• _Task prompt_
Print the entries in full, word for word, but not the pictures.

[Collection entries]
--*--
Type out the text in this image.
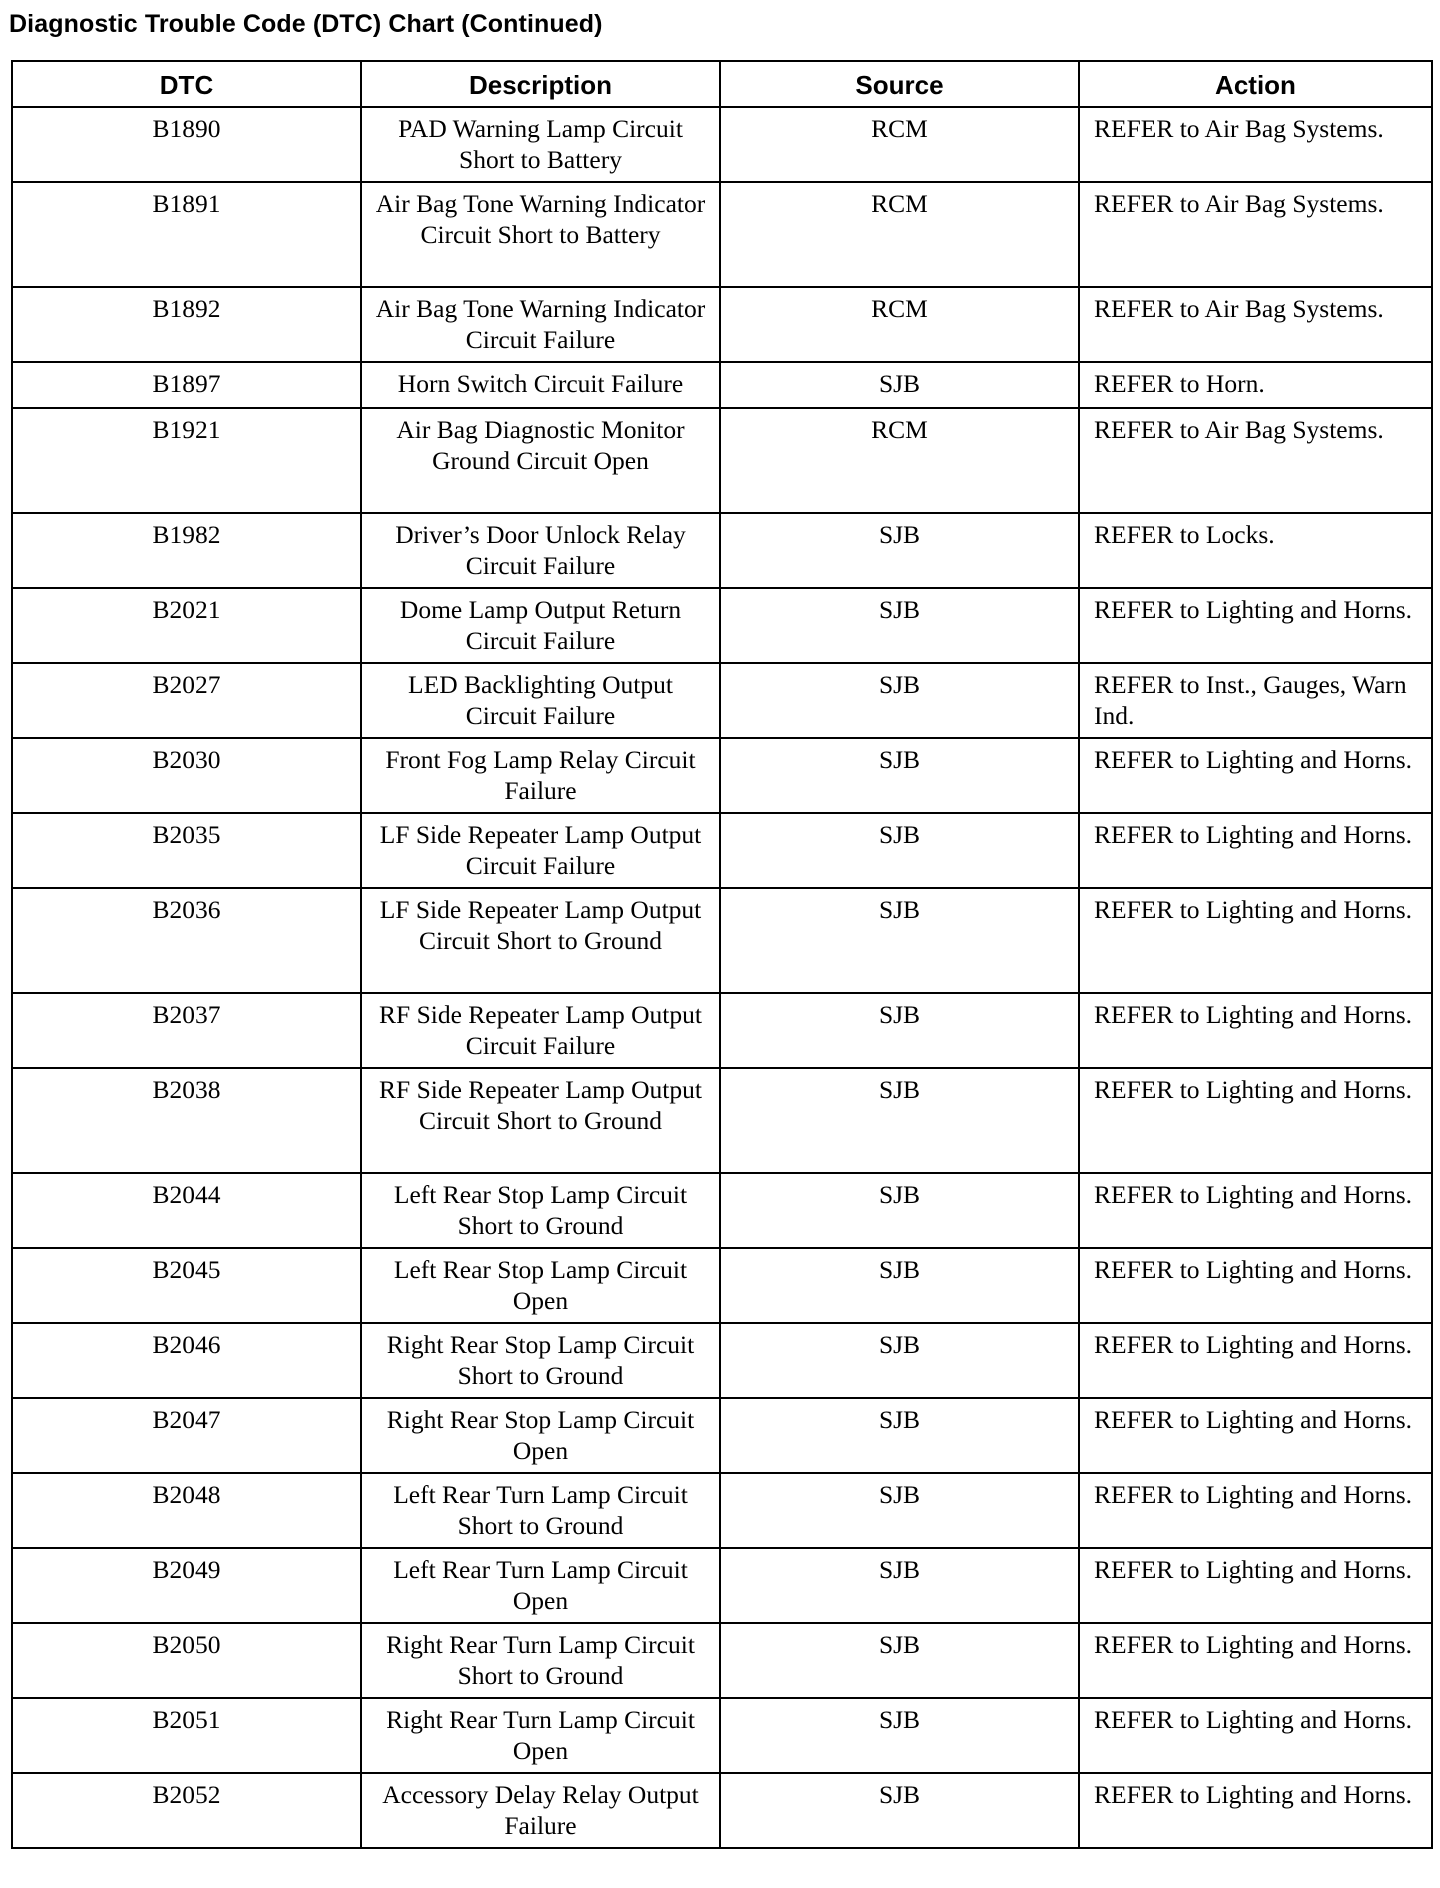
Diagnostic Trouble Code (DTC) Chart (Continued)
DTC	Description	Source	Action
B1890	PAD Warning Lamp Circuit Short to Battery	RCM	REFER to Air Bag Systems.
B1891	Air Bag Tone Warning Indicator Circuit Short to Battery	RCM	REFER to Air Bag Systems.
B1892	Air Bag Tone Warning Indicator Circuit Failure	RCM	REFER to Air Bag Systems.
B1897	Horn Switch Circuit Failure	SJB	REFER to Horn.
B1921	Air Bag Diagnostic Monitor Ground Circuit Open	RCM	REFER to Air Bag Systems.
B1982	Driver’s Door Unlock Relay Circuit Failure	SJB	REFER to Locks.
B2021	Dome Lamp Output Return Circuit Failure	SJB	REFER to Lighting and Horns.
B2027	LED Backlighting Output Circuit Failure	SJB	REFER to Inst., Gauges, Warn Ind.
B2030	Front Fog Lamp Relay Circuit Failure	SJB	REFER to Lighting and Horns.
B2035	LF Side Repeater Lamp Output Circuit Failure	SJB	REFER to Lighting and Horns.
B2036	LF Side Repeater Lamp Output Circuit Short to Ground	SJB	REFER to Lighting and Horns.
B2037	RF Side Repeater Lamp Output Circuit Failure	SJB	REFER to Lighting and Horns.
B2038	RF Side Repeater Lamp Output Circuit Short to Ground	SJB	REFER to Lighting and Horns.
B2044	Left Rear Stop Lamp Circuit Short to Ground	SJB	REFER to Lighting and Horns.
B2045	Left Rear Stop Lamp Circuit Open	SJB	REFER to Lighting and Horns.
B2046	Right Rear Stop Lamp Circuit Short to Ground	SJB	REFER to Lighting and Horns.
B2047	Right Rear Stop Lamp Circuit Open	SJB	REFER to Lighting and Horns.
B2048	Left Rear Turn Lamp Circuit Short to Ground	SJB	REFER to Lighting and Horns.
B2049	Left Rear Turn Lamp Circuit Open	SJB	REFER to Lighting and Horns.
B2050	Right Rear Turn Lamp Circuit Short to Ground	SJB	REFER to Lighting and Horns.
B2051	Right Rear Turn Lamp Circuit Open	SJB	REFER to Lighting and Horns.
B2052	Accessory Delay Relay Output Failure	SJB	REFER to Lighting and Horns.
--*--
• _Exercise answer_
Type out the text in this image.
Diagnostic Trouble Code (DTC) Chart (Continued)
DTC	Description	Source	Action
B1890	PAD Warning Lamp Circuit Short to Battery	RCM	REFER to Air Bag Systems.
B1891	Air Bag Tone Warning Indicator Circuit Short to Battery	RCM	REFER to Air Bag Systems.
B1892	Air Bag Tone Warning Indicator Circuit Failure	RCM	REFER to Air Bag Systems.
B1897	Horn Switch Circuit Failure	SJB	REFER to Horn.
B1921	Air Bag Diagnostic Monitor Ground Circuit Open	RCM	REFER to Air Bag Systems.
B1982	Driver’s Door Unlock Relay Circuit Failure	SJB	REFER to Locks.
B2021	Dome Lamp Output Return Circuit Failure	SJB	REFER to Lighting and Horns.
B2027	LED Backlighting Output Circuit Failure	SJB	REFER to Inst., Gauges, Warn Ind.
B2030	Front Fog Lamp Relay Circuit Failure	SJB	REFER to Lighting and Horns.
B2035	LF Side Repeater Lamp Output Circuit Failure	SJB	REFER to Lighting and Horns.
B2036	LF Side Repeater Lamp Output Circuit Short to Ground	SJB	REFER to Lighting and Horns.
B2037	RF Side Repeater Lamp Output Circuit Failure	SJB	REFER to Lighting and Horns.
B2038	RF Side Repeater Lamp Output Circuit Short to Ground	SJB	REFER to Lighting and Horns.
B2044	Left Rear Stop Lamp Circuit Short to Ground	SJB	REFER to Lighting and Horns.
B2045	Left Rear Stop Lamp Circuit Open	SJB	REFER to Lighting and Horns.
B2046	Right Rear Stop Lamp Circuit Short to Ground	SJB	REFER to Lighting and Horns.
B2047	Right Rear Stop Lamp Circuit Open	SJB	REFER to Lighting and Horns.
B2048	Left Rear Turn Lamp Circuit Short to Ground	SJB	REFER to Lighting and Horns.
B2049	Left Rear Turn Lamp Circuit Open	SJB	REFER to Lighting and Horns.
B2050	Right Rear Turn Lamp Circuit Short to Ground	SJB	REFER to Lighting and Horns.
B2051	Right Rear Turn Lamp Circuit Open	SJB	REFER to Lighting and Horns.
B2052	Accessory Delay Relay Output Failure	SJB	REFER to Lighting and Horns.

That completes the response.